## [Problem to work on]
Leave out the pictures and repeat exactly the lines from the one containing "OCR this image." through the end of the records.

[Collected data]
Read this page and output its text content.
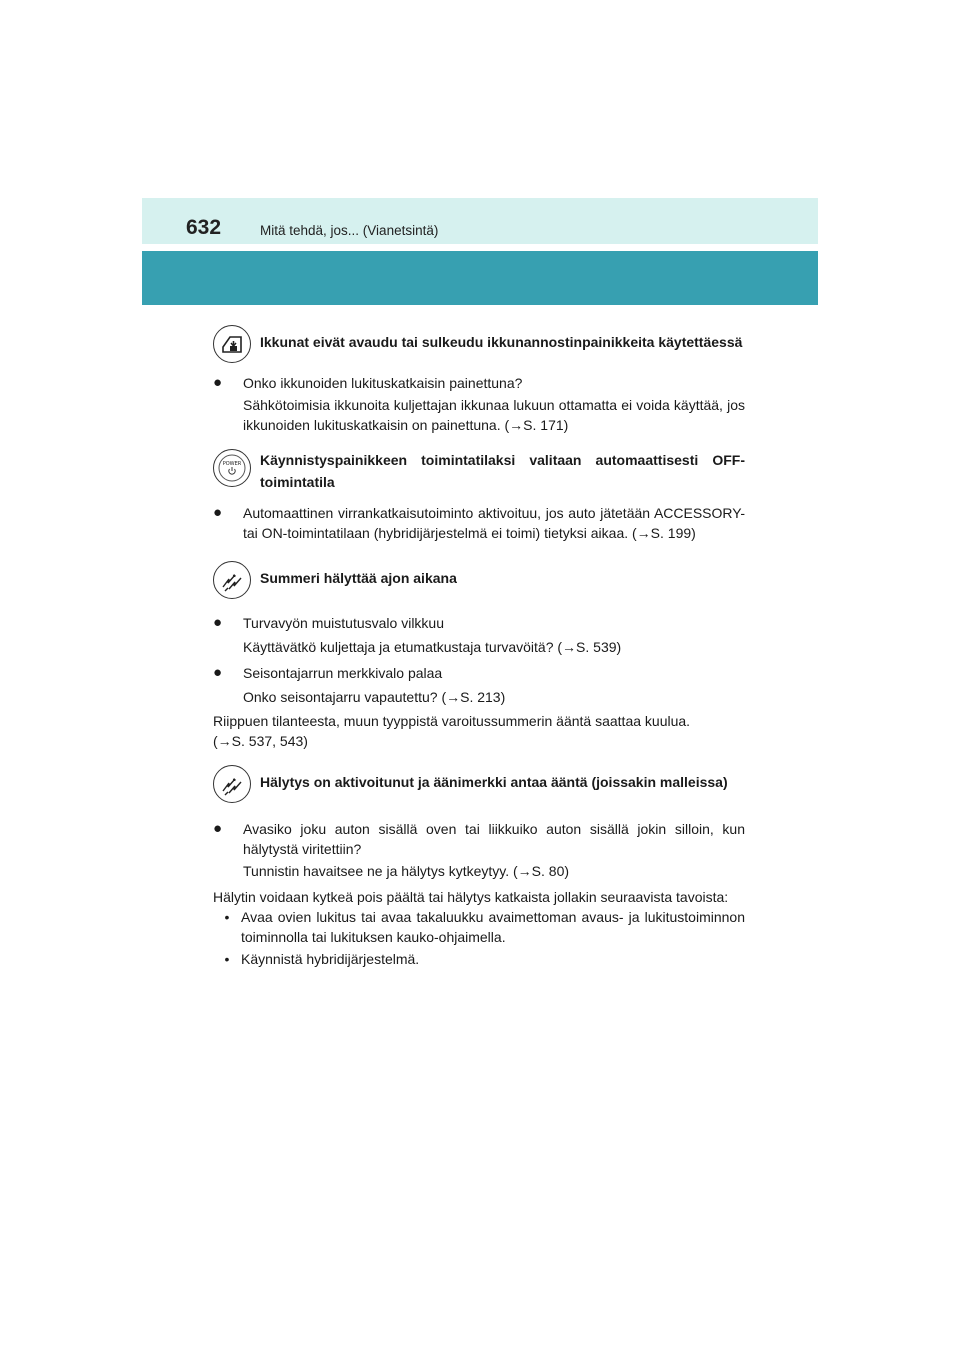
632	Mitä tehdä, jos... (Vianetsintä)
Ikkunat eivät avaudu tai sulkeudu ikkunannostinpainikkeita käytettäessä
●	Onko ikkunoiden lukituskatkaisin painettuna?
Sähkötoimisia ikkunoita kuljettajan ikkunaa lukuun ottamatta ei voida käyttää, jos ikkunoiden lukituskatkaisin on painettuna. (→S. 171)
POWER Käynnistyspainikkeen toimintatilaksi valitaan automaattisesti OFF-toimintatila
●	Automaattinen virrankatkaisutoiminto aktivoituu, jos auto jätetään ACCESSORY- tai ON-toimintatilaan (hybridijärjestelmä ei toimi) tietyksi aikaa. (→S. 199)
Summeri hälyttää ajon aikana
●	Turvavyön muistutusvalo vilkkuu
Käyttävätkö kuljettaja ja etumatkustaja turvavöitä? (→S. 539)
●	Seisontajarrun merkkivalo palaa
Onko seisontajarru vapautettu? (→S. 213)
Riippuen tilanteesta, muun tyyppistä varoitussummerin ääntä saattaa kuulua.
(→S. 537, 543)
Hälytys on aktivoitunut ja äänimerkki antaa ääntä (joissakin malleissa)
●	Avasiko joku auton sisällä oven tai liikkuiko auton sisällä jokin silloin, kun hälytystä viritettiin?
Tunnistin havaitsee ne ja hälytys kytkeytyy. (→S. 80)
Hälytin voidaan kytkeä pois päältä tai hälytys katkaista jollakin seuraavista tavoista:
• Avaa ovien lukitus tai avaa takaluukku avaimettoman avaus- ja lukitustoiminnon toiminnolla tai lukituksen kauko-ohjaimella.
• Käynnistä hybridijärjestelmä.
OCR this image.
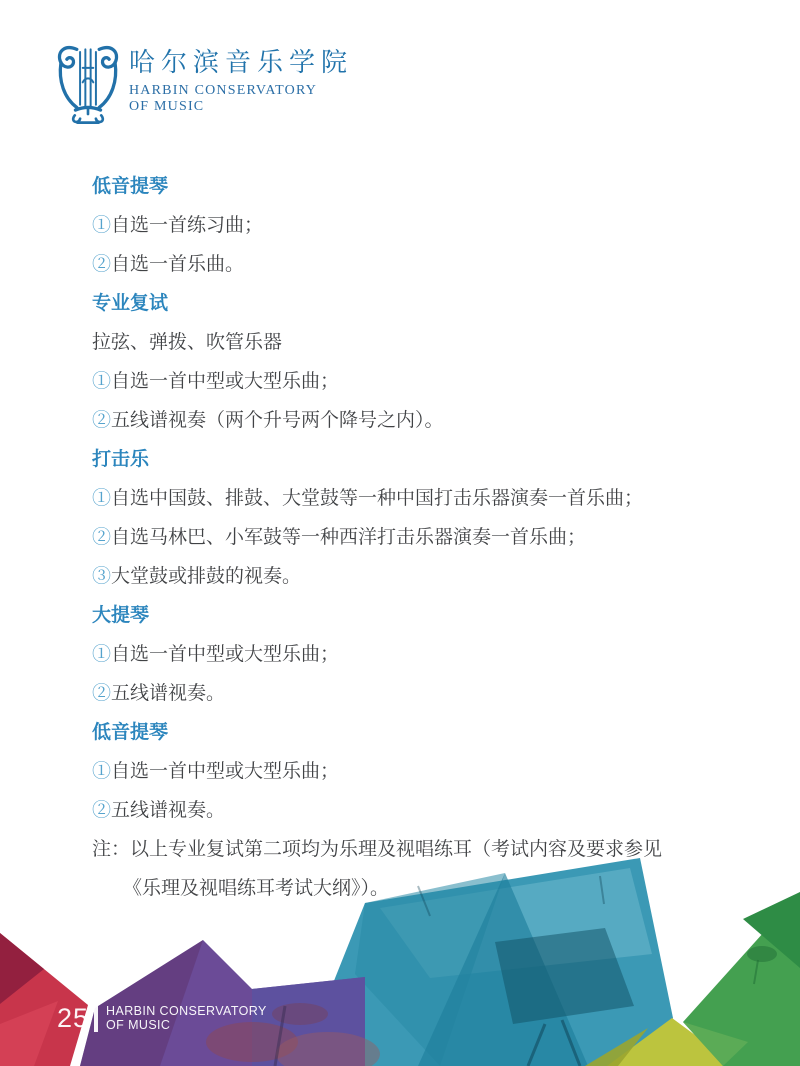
哈尔滨音乐学院
HARBIN CONSERVATORY
OF MUSIC
低音提琴
①自选一首练习曲；
②自选一首乐曲。
专业复试
拉弦、弹拨、吹管乐器
①自选一首中型或大型乐曲；
②五线谱视奏（两个升号两个降号之内）。
打击乐
①自选中国鼓、排鼓、大堂鼓等一种中国打击乐器演奏一首乐曲；
②自选马林巴、小军鼓等一种西洋打击乐器演奏一首乐曲；
③大堂鼓或排鼓的视奏。
大提琴
①自选一首中型或大型乐曲；
②五线谱视奏。
低音提琴
①自选一首中型或大型乐曲；
②五线谱视奏。
注：以上专业复试第二项均为乐理及视唱练耳（考试内容及要求参见
《乐理及视唱练耳考试大纲》）。
25 HARBIN CONSERVATORY
OF MUSIC
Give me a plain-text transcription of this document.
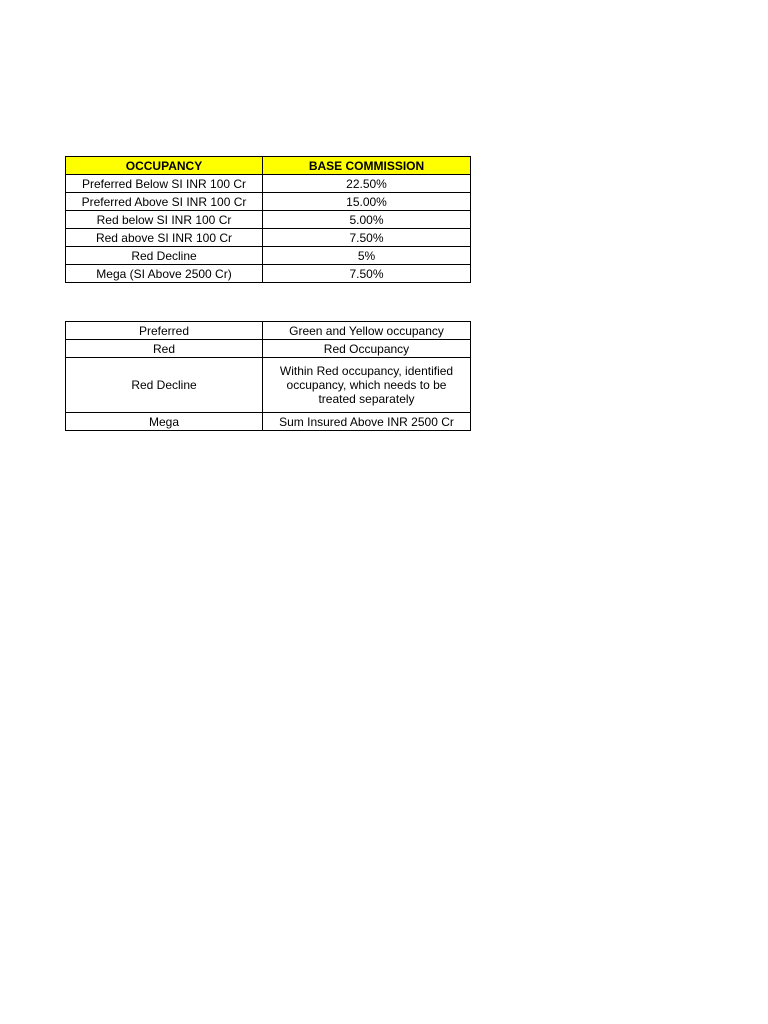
OCCUPANCY	BASE COMMISSION
Preferred Below SI INR 100 Cr	22.50%
Preferred Above SI INR 100 Cr	15.00%
Red below SI INR 100 Cr	5.00%
Red above SI INR 100 Cr	7.50%
Red Decline	5%
Mega (SI Above 2500 Cr)	7.50%
Preferred	Green and Yellow occupancy
Red	Red Occupancy
Red Decline	Within Red occupancy, identified occupancy, which needs to be treated separately
Mega	Sum Insured Above INR 2500 Cr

## [Solution for this task]
OCR this image.
哈尔滨音乐学院
HARBIN CONSERVATORY
OF MUSIC
低音提琴
①自选一首练习曲；
②自选一首乐曲。
专业复试
拉弦、弹拨、吹管乐器
①自选一首中型或大型乐曲；
②五线谱视奏（两个升号两个降号之内）。
打击乐
①自选中国鼓、排鼓、大堂鼓等一种中国打击乐器演奏一首乐曲；
②自选马林巴、小军鼓等一种西洋打击乐器演奏一首乐曲；
③大堂鼓或排鼓的视奏。
大提琴
①自选一首中型或大型乐曲；
②五线谱视奏。
低音提琴
①自选一首中型或大型乐曲；
②五线谱视奏。
注：以上专业复试第二项均为乐理及视唱练耳（考试内容及要求参见
《乐理及视唱练耳考试大纲》）。
25 HARBIN CONSERVATORY
OF MUSIC
Give me a plain-text transcription of this document.
OCCUPANCY	BASE COMMISSION
Preferred Below SI INR 100 Cr	22.50%
Preferred Above SI INR 100 Cr	15.00%
Red below SI INR 100 Cr	5.00%
Red above SI INR 100 Cr	7.50%
Red Decline	5%
Mega (SI Above 2500 Cr)	7.50%
Preferred	Green and Yellow occupancy
Red	Red Occupancy
Red Decline	Within Red occupancy, identified occupancy, which needs to be treated separately
Mega	Sum Insured Above INR 2500 Cr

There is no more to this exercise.